Only the lines holding the string "complete" are needed. Copy each one.
+++ Given data
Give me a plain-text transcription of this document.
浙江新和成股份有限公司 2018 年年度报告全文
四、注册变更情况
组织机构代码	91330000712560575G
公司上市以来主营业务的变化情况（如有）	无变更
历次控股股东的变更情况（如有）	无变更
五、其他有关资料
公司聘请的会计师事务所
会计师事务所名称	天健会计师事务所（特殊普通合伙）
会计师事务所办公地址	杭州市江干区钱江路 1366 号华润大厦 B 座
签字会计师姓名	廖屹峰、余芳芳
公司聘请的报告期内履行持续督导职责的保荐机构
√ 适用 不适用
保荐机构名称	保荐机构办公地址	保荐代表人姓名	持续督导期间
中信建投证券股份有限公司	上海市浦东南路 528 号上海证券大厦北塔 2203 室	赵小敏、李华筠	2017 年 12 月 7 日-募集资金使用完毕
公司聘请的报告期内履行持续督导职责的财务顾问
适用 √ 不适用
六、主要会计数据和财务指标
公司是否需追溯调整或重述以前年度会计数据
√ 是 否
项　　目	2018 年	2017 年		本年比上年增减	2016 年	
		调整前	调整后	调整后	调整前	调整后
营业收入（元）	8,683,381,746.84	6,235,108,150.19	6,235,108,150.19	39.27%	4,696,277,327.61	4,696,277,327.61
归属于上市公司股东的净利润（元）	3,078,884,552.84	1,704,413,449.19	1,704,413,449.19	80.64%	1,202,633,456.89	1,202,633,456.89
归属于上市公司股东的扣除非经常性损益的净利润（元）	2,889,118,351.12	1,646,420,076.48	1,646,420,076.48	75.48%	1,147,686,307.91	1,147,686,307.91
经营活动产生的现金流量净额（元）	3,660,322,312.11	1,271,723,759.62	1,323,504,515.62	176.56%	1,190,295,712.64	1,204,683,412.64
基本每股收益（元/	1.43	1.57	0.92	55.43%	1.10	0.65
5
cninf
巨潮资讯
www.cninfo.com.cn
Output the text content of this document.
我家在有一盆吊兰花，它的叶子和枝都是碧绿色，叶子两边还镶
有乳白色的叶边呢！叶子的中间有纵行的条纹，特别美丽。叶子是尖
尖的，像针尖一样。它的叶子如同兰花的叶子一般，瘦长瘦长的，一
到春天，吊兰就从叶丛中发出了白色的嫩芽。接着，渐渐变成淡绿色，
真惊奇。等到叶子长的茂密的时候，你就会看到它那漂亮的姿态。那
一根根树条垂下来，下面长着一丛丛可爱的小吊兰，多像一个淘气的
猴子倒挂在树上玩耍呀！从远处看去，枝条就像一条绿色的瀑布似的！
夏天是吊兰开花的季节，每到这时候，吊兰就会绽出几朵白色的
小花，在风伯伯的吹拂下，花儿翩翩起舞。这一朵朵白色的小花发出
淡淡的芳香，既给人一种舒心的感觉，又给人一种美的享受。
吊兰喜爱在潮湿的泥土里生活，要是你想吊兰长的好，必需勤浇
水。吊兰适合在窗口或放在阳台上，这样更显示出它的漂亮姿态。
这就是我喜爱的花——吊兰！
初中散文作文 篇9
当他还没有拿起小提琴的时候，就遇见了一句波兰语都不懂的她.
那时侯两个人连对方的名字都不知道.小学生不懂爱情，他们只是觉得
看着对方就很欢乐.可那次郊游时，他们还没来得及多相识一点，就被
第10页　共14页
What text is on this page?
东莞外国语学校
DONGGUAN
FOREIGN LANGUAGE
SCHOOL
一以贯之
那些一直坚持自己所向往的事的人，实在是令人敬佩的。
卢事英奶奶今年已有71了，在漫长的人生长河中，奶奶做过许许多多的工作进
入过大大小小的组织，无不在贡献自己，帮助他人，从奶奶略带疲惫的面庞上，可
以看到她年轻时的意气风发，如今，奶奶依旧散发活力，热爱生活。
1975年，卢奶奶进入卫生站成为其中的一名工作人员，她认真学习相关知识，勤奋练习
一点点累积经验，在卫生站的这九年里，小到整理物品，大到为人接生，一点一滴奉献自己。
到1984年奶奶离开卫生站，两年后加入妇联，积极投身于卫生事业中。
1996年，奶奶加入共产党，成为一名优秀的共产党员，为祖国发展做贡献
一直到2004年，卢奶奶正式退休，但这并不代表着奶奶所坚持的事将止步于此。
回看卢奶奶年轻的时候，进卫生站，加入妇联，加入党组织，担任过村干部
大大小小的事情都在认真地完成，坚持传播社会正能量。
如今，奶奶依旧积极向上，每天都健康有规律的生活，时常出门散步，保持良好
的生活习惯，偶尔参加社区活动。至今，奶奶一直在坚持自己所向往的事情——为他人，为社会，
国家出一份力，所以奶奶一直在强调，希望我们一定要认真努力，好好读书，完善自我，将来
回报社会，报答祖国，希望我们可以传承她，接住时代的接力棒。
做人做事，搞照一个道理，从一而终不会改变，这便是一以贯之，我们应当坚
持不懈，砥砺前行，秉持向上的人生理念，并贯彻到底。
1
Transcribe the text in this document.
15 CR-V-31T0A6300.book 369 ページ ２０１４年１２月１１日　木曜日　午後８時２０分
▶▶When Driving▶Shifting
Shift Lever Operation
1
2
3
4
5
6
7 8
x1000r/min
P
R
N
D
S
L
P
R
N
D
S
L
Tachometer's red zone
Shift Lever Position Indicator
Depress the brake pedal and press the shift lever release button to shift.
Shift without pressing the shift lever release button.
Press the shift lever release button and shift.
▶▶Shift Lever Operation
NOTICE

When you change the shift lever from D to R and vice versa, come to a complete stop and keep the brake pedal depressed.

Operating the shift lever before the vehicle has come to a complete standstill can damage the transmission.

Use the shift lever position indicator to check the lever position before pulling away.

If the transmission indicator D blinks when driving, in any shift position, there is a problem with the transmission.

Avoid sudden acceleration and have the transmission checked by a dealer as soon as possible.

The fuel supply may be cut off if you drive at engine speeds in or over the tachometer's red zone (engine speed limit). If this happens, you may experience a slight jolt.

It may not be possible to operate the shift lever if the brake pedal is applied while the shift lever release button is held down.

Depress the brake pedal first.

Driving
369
++++++
▶ _Answer to the exercise_
When you change the shift lever from D to R and vice versa, come to a complete stop and keep the brake pedal depressed.
Operating the shift lever before the vehicle has come to a complete standstill can damage the transmission.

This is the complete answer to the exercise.